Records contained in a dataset

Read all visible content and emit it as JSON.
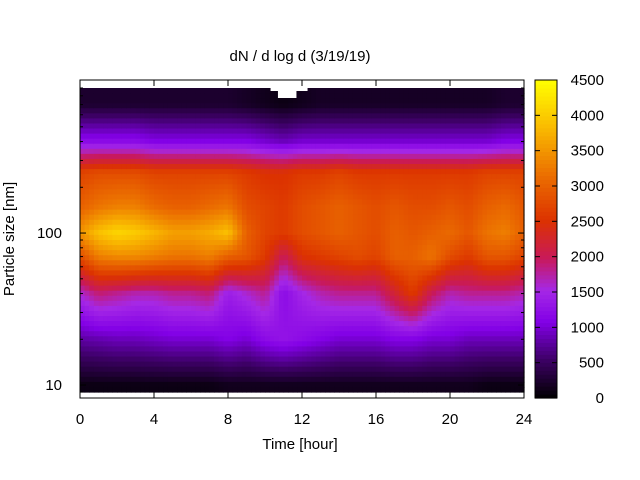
{
  "chart_data": {
    "type": "heatmap",
    "title": "dN / d log d (3/19/19)",
    "xlabel": "Time [hour]",
    "ylabel": "Particle size [nm]",
    "xlim": [
      0,
      24
    ],
    "ylim": [
      9,
      900
    ],
    "yscale": "log",
    "x_ticks": [
      "0",
      "4",
      "8",
      "12",
      "16",
      "20",
      "24"
    ],
    "y_ticks": [
      "10",
      "100"
    ],
    "colorbar": {
      "range": [
        0,
        4500
      ],
      "ticks": [
        "0",
        "500",
        "1000",
        "1500",
        "2000",
        "2500",
        "3000",
        "3500",
        "4000",
        "4500"
      ],
      "colormap": "black-purple-red-orange-yellow"
    },
    "x": [
      0,
      1,
      2,
      3,
      4,
      5,
      6,
      7,
      8,
      9,
      10,
      11,
      12,
      13,
      14,
      15,
      16,
      17,
      18,
      19,
      20,
      21,
      22,
      23,
      24
    ],
    "y": [
      10,
      20,
      40,
      70,
      100,
      150,
      250,
      400,
      700
    ],
    "z": [
      [
        100,
        100,
        100,
        100,
        100,
        100,
        100,
        100,
        150,
        150,
        150,
        150,
        150,
        150,
        150,
        150,
        150,
        150,
        150,
        150,
        150,
        150,
        100,
        100,
        100
      ],
      [
        800,
        850,
        900,
        900,
        950,
        1000,
        1000,
        1000,
        1100,
        1000,
        1200,
        1300,
        1200,
        1100,
        1000,
        1000,
        1000,
        1100,
        1100,
        1000,
        1000,
        900,
        900,
        900,
        900
      ],
      [
        1600,
        1900,
        1800,
        1700,
        1700,
        1800,
        1800,
        1900,
        1400,
        1600,
        1800,
        1200,
        1500,
        1700,
        1800,
        1800,
        1800,
        2200,
        2600,
        2000,
        1700,
        1800,
        1800,
        1800,
        1700
      ],
      [
        2800,
        3300,
        3400,
        3400,
        3300,
        3200,
        3200,
        3300,
        3000,
        2900,
        2600,
        2000,
        2500,
        2600,
        2700,
        2800,
        2700,
        3000,
        3000,
        3200,
        2800,
        2600,
        2900,
        2900,
        2700
      ],
      [
        3500,
        3900,
        4100,
        4000,
        3800,
        3600,
        3600,
        3700,
        3900,
        3000,
        2700,
        2600,
        2800,
        2900,
        3000,
        2900,
        2800,
        3000,
        2900,
        3000,
        3100,
        2900,
        3200,
        3300,
        3000
      ],
      [
        3000,
        3200,
        3300,
        3300,
        3100,
        3000,
        3000,
        3100,
        3200,
        2800,
        2700,
        2600,
        2800,
        2900,
        3000,
        2900,
        2800,
        2900,
        2800,
        2800,
        2900,
        2800,
        3000,
        3100,
        2900
      ],
      [
        2700,
        2800,
        2800,
        2800,
        2700,
        2700,
        2700,
        2700,
        2700,
        2600,
        2500,
        2500,
        2600,
        2600,
        2700,
        2600,
        2600,
        2600,
        2600,
        2600,
        2600,
        2600,
        2700,
        2700,
        2700
      ],
      [
        1200,
        1200,
        1200,
        1200,
        1100,
        1100,
        1100,
        1100,
        1100,
        1100,
        1000,
        900,
        1000,
        1000,
        1000,
        1000,
        1000,
        1000,
        1000,
        1000,
        1000,
        1000,
        1000,
        1100,
        1100
      ],
      [
        250,
        250,
        250,
        250,
        250,
        250,
        250,
        250,
        250,
        200,
        150,
        100,
        150,
        200,
        200,
        200,
        200,
        200,
        200,
        200,
        200,
        200,
        200,
        250,
        250
      ]
    ]
  }
}
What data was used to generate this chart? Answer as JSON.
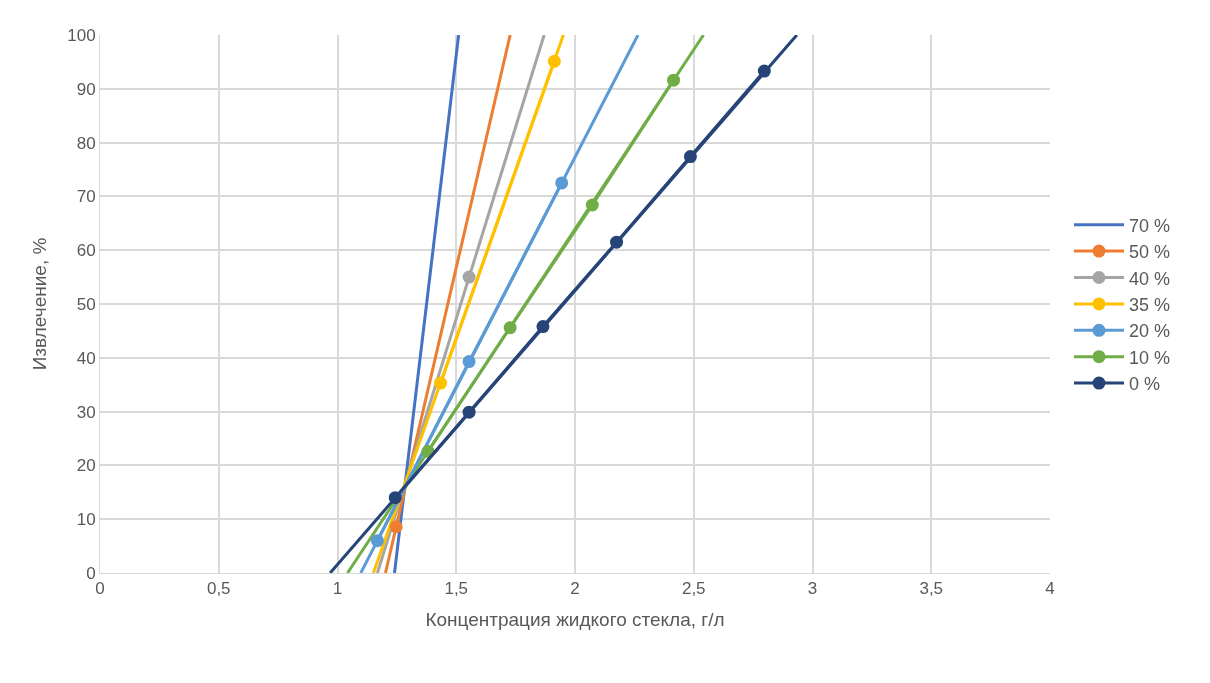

## What you should do
Pull out and copy each line containing the string "JSON".

## Task response
Read all visible content and emit it as JSON.
What data was used to generate this chart? Answer as JSON.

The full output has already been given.